Search the records for the word "area" and report each line that has it.

** START SUPPLIED MATERIAL **

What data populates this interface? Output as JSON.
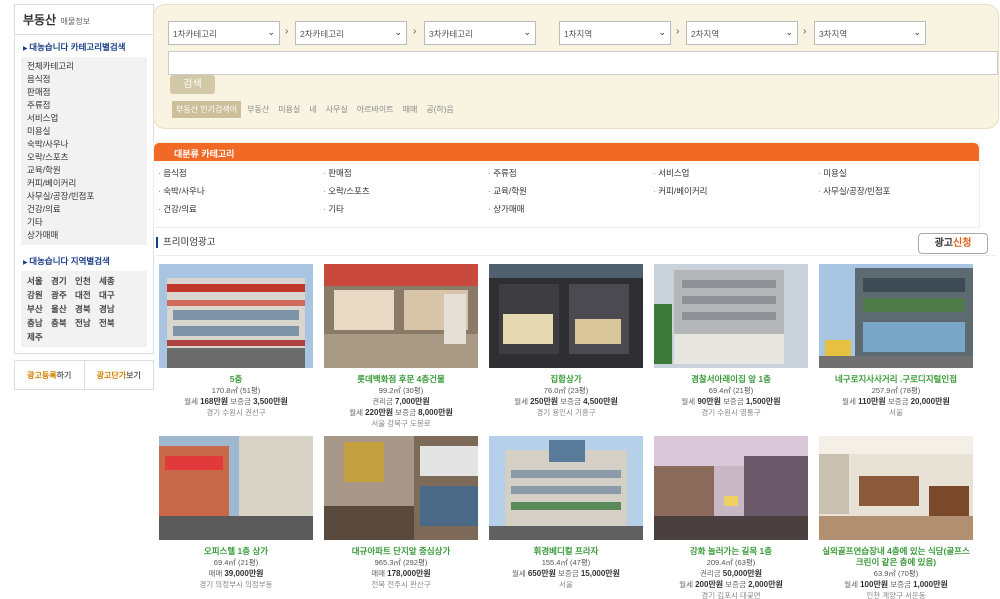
{
  "sidebar": {
    "title": "부동산",
    "subtitle": "매물정보",
    "category_section_title": "대농습니다 카테고리별검색",
    "categories": [
      "전체카테고리",
      "음식점",
      "판매점",
      "주류점",
      "서비스업",
      "미용실",
      "숙박/사우나",
      "오락/스포츠",
      "교육/학원",
      "커피/베이커리",
      "사무실/공장/빈점포",
      "건강/의료",
      "기타",
      "상가매매"
    ],
    "region_section_title": "대농습니다 지역별검색",
    "regions": [
      "서울",
      "경기",
      "인천",
      "세종",
      "강원",
      "광주",
      "대전",
      "대구",
      "부산",
      "울산",
      "경북",
      "경남",
      "충남",
      "충북",
      "전남",
      "전북",
      "제주"
    ],
    "btn_register_prefix": "광고등록",
    "btn_register_suffix": "하기",
    "btn_price_prefix": "광고단가",
    "btn_price_suffix": "보기"
  },
  "search": {
    "selects": [
      "1차카테고리",
      "2차카테고리",
      "3차카테고리",
      "1차지역",
      "2차지역",
      "3차지역"
    ],
    "button": "검색",
    "popular_label": "부동산 인기검색어",
    "popular_keywords": [
      "부동산",
      "미용실",
      "네",
      "사무실",
      "아르바이트",
      "매매",
      "공(하)음"
    ]
  },
  "categories_box": {
    "title": "대분류 카테고리",
    "items": [
      "음식점",
      "판매점",
      "주류점",
      "서비스업",
      "미용실",
      "숙박/사우나",
      "오락/스포츠",
      "교육/학원",
      "커피/베이커리",
      "사무실/공장/빈점포",
      "건강/의료",
      "기타",
      "상가매매"
    ]
  },
  "premium": {
    "title": "프리미엄광고",
    "ad_button_prefix": "광고",
    "ad_button_accent": "신청",
    "listings": [
      {
        "title": "5층",
        "area": "170.8㎡ (51평)",
        "price_label": "월세",
        "price": "168만원",
        "deposit_label": "보증금",
        "deposit": "3,500만원",
        "location": "경기 수원시 권선구"
      },
      {
        "title": "롯데백화점 후문 4층건물",
        "area": "99.2㎡ (30평)",
        "price_label": "권리금",
        "price": "7,000만원",
        "price2_label": "월세",
        "price2": "220만원",
        "deposit_label": "보증금",
        "deposit": "8,000만원",
        "location": "서울 강북구 도봉로"
      },
      {
        "title": "집합상가",
        "area": "76.0㎡ (23평)",
        "price_label": "월세",
        "price": "250만원",
        "deposit_label": "보증금",
        "deposit": "4,500만원",
        "location": "경기 용인시 기흥구"
      },
      {
        "title": "경찰서아래이집 앞 1층",
        "area": "69.4㎡ (21평)",
        "price_label": "월세",
        "price": "90만원",
        "deposit_label": "보증금",
        "deposit": "1,500만원",
        "location": "경기 수원시 영통구"
      },
      {
        "title": "네구로지사사거리 .구로디지털인접",
        "area": "257.9㎡ (78평)",
        "price_label": "월세",
        "price": "110만원",
        "deposit_label": "보증금",
        "deposit": "20,000만원",
        "location": "서울"
      },
      {
        "title": "오피스텔 1층 상가",
        "area": "69.4㎡ (21평)",
        "price_label": "매매",
        "price": "39,000만원",
        "location": "경기 의정부시 의정부동"
      },
      {
        "title": "대규아파트 단지앞 중심상가",
        "area": "965.3㎡ (292평)",
        "price_label": "매매",
        "price": "178,000만원",
        "location": "전북 전주시 완산구"
      },
      {
        "title": "휘경베디컬 프라자",
        "area": "155.4㎡ (47평)",
        "price_label": "월세",
        "price": "650만원",
        "deposit_label": "보증금",
        "deposit": "15,000만원",
        "location": "서울"
      },
      {
        "title": "강화 놀러가는 길목 1층",
        "area": "209.4㎡ (63평)",
        "price_label": "권리금",
        "price": "50,000만원",
        "price2_label": "월세",
        "price2": "200만원",
        "deposit_label": "보증금",
        "deposit": "2,000만원",
        "location": "경기 김포시 대곶면"
      },
      {
        "title": "실외골프연습장내 4층에 있는 식당(골프스크린이 같은 층에 있음)",
        "area": "63.9㎡ (70평)",
        "price_label": "월세",
        "price": "100만원",
        "deposit_label": "보증금",
        "deposit": "1,000만원",
        "location": "인천 계양구 서운동"
      }
    ]
  },
  "colors": {
    "accent_orange": "#f06a26",
    "title_green": "#3a9a3a",
    "nav_blue": "#1a3f8a",
    "panel_beige": "#f9f3e1"
  }
}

** END SUPPLIED MATERIAL **

● **RESULT FOR THIS TASK**
        "area": "170.8㎡ (51평)",
        "area": "99.2㎡ (30평)",
        "area": "76.0㎡ (23평)",
        "area": "69.4㎡ (21평)",
        "area": "257.9㎡ (78평)",
        "area": "69.4㎡ (21평)",
        "area": "965.3㎡ (292평)",
        "area": "155.4㎡ (47평)",
        "area": "209.4㎡ (63평)",
        "area": "63.9㎡ (70평)",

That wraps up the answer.